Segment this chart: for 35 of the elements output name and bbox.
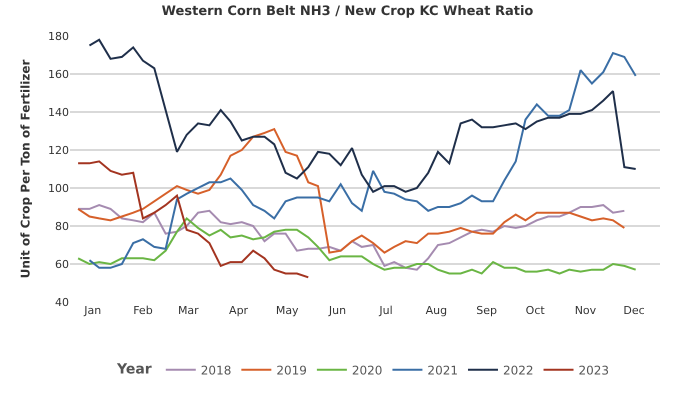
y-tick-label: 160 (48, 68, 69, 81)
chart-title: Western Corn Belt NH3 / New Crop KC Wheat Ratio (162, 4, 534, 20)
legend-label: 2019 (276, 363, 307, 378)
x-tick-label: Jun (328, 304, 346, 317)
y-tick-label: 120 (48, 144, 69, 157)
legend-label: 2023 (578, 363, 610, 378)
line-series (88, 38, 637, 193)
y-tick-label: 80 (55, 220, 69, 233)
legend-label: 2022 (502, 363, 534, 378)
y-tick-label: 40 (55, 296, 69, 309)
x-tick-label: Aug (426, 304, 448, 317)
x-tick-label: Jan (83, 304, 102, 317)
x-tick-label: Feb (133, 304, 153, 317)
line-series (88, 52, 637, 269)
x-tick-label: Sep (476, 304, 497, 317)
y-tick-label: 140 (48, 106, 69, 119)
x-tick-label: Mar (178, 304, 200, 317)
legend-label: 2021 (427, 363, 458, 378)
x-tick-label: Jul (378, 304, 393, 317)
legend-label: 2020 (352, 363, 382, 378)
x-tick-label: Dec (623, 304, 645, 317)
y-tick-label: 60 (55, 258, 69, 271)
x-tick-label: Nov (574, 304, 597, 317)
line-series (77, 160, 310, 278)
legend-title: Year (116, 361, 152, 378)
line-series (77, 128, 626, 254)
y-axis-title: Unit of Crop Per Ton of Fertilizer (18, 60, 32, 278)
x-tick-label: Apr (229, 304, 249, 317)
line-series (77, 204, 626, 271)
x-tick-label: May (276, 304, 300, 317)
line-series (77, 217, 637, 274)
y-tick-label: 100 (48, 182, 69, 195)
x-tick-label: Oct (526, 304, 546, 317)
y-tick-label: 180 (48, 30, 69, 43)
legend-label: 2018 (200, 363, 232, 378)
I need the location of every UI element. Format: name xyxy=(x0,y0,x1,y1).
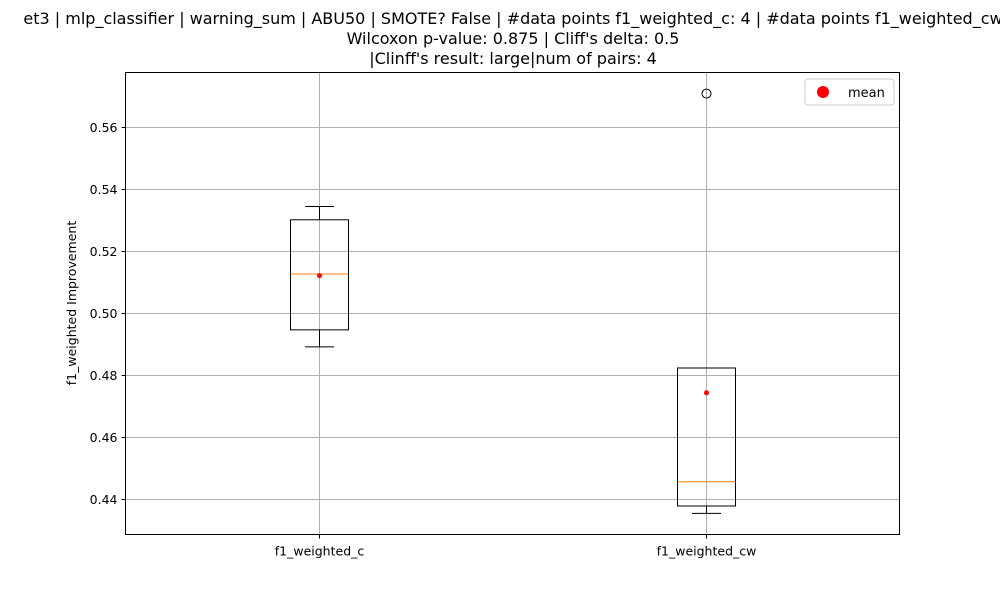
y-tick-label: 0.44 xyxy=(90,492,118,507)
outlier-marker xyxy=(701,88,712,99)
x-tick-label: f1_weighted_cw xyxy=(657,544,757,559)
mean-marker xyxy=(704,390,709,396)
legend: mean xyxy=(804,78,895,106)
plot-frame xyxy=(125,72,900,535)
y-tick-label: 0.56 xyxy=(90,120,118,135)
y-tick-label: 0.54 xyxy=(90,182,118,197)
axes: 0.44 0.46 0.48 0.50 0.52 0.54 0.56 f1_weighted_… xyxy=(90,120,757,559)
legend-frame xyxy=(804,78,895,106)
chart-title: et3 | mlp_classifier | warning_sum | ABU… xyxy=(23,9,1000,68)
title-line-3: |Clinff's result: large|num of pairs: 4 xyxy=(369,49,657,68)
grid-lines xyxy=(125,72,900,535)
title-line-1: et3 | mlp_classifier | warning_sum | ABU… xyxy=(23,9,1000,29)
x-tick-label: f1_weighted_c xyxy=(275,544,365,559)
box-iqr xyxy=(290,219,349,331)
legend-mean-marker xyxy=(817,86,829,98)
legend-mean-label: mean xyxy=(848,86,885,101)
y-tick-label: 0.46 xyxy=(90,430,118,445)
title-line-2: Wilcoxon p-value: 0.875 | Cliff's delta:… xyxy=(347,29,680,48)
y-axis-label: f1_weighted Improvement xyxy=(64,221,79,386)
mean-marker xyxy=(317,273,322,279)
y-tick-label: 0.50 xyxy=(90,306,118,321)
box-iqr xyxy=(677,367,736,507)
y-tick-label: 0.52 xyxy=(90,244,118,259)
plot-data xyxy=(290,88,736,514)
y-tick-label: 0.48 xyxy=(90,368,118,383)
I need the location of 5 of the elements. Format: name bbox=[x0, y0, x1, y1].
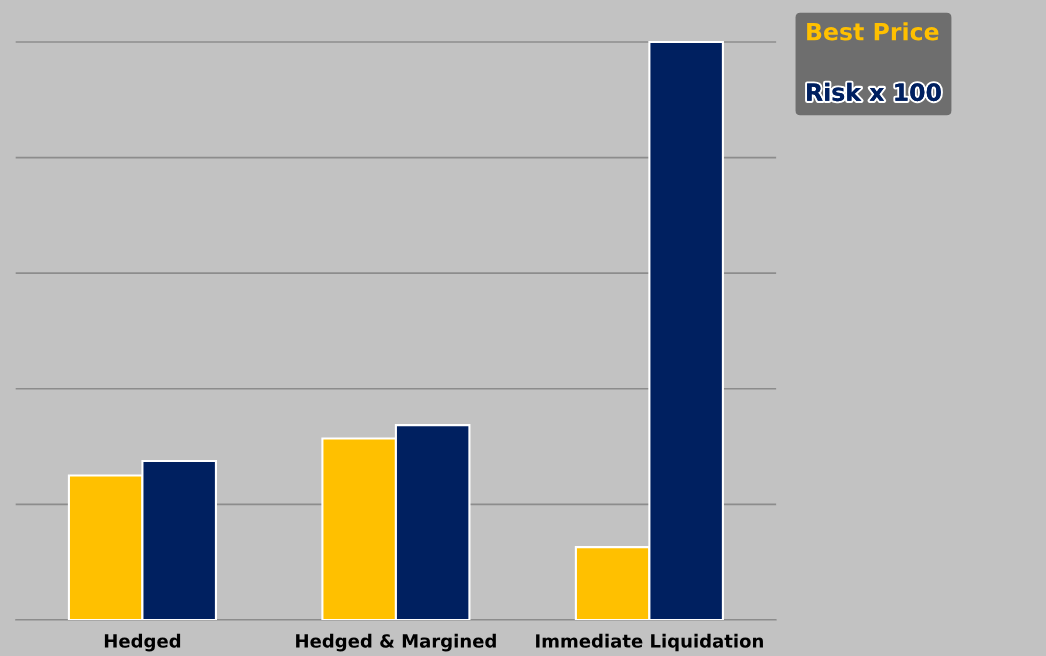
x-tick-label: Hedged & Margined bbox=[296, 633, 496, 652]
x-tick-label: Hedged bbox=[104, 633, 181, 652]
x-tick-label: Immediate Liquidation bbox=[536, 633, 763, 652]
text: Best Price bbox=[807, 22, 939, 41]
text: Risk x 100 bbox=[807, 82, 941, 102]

============================================================

WHAT YOU HAVE TO DO:
Please copy all of the records above line by line without changing anything, and leave out the pictures.

THE REPLY:
Segment this chart: for 35 of the elements output name and bbox.
y-tick-label: 160 (48, 68, 69, 81)
chart-title: Western Corn Belt NH3 / New Crop KC Wheat Ratio (162, 4, 534, 20)
legend-label: 2019 (276, 363, 307, 378)
x-tick-label: Jun (328, 304, 346, 317)
y-tick-label: 120 (48, 144, 69, 157)
legend-label: 2023 (578, 363, 610, 378)
line-series (88, 38, 637, 193)
y-tick-label: 80 (55, 220, 69, 233)
legend-label: 2022 (502, 363, 534, 378)
y-tick-label: 40 (55, 296, 69, 309)
x-tick-label: Aug (426, 304, 448, 317)
x-tick-label: Jan (83, 304, 102, 317)
x-tick-label: Feb (133, 304, 153, 317)
line-series (88, 52, 637, 269)
x-tick-label: Sep (476, 304, 497, 317)
y-tick-label: 140 (48, 106, 69, 119)
x-tick-label: Mar (178, 304, 200, 317)
legend-label: 2021 (427, 363, 458, 378)
x-tick-label: Jul (378, 304, 393, 317)
legend-label: 2020 (352, 363, 382, 378)
x-tick-label: Dec (623, 304, 645, 317)
y-tick-label: 60 (55, 258, 69, 271)
x-tick-label: Nov (574, 304, 597, 317)
line-series (77, 160, 310, 278)
legend-title: Year (116, 361, 152, 378)
line-series (77, 128, 626, 254)
y-axis-title: Unit of Crop Per Ton of Fertilizer (18, 60, 32, 278)
x-tick-label: Apr (229, 304, 249, 317)
line-series (77, 204, 626, 271)
x-tick-label: May (276, 304, 300, 317)
line-series (77, 217, 637, 274)
y-tick-label: 100 (48, 182, 69, 195)
x-tick-label: Oct (526, 304, 546, 317)
y-tick-label: 180 (48, 30, 69, 43)
legend-label: 2018 (200, 363, 232, 378)
I need the location of every UI element. Format: name xyxy=(x0,y0,x1,y1).
y-tick-label: 0.44 xyxy=(90,492,118,507)
outlier-marker xyxy=(701,88,712,99)
x-tick-label: f1_weighted_cw xyxy=(657,544,757,559)
mean-marker xyxy=(704,390,709,396)
legend: mean xyxy=(804,78,895,106)
plot-frame xyxy=(125,72,900,535)
y-tick-label: 0.56 xyxy=(90,120,118,135)
y-tick-label: 0.54 xyxy=(90,182,118,197)
axes: 0.44 0.46 0.48 0.50 0.52 0.54 0.56 f1_weighted_… xyxy=(90,120,757,559)
legend-frame xyxy=(804,78,895,106)
chart-title: et3 | mlp_classifier | warning_sum | ABU… xyxy=(23,9,1000,68)
title-line-3: |Clinff's result: large|num of pairs: 4 xyxy=(369,49,657,68)
grid-lines xyxy=(125,72,900,535)
title-line-1: et3 | mlp_classifier | warning_sum | ABU… xyxy=(23,9,1000,29)
x-tick-label: f1_weighted_c xyxy=(275,544,365,559)
box-iqr xyxy=(290,219,349,331)
legend-mean-marker xyxy=(817,86,829,98)
legend-mean-label: mean xyxy=(848,86,885,101)
y-tick-label: 0.46 xyxy=(90,430,118,445)
title-line-2: Wilcoxon p-value: 0.875 | Cliff's delta:… xyxy=(347,29,680,48)
y-axis-label: f1_weighted Improvement xyxy=(64,221,79,386)
mean-marker xyxy=(317,273,322,279)
y-tick-label: 0.50 xyxy=(90,306,118,321)
box-iqr xyxy=(677,367,736,507)
y-tick-label: 0.52 xyxy=(90,244,118,259)
plot-data xyxy=(290,88,736,514)
y-tick-label: 0.48 xyxy=(90,368,118,383)
I need the location of 5 of the elements. Format: name bbox=[x0, y0, x1, y1].
x-tick-label: Hedged & Margined bbox=[296, 633, 496, 652]
x-tick-label: Hedged bbox=[104, 633, 181, 652]
x-tick-label: Immediate Liquidation bbox=[536, 633, 763, 652]
text: Best Price bbox=[807, 22, 939, 41]
text: Risk x 100 bbox=[807, 82, 941, 102]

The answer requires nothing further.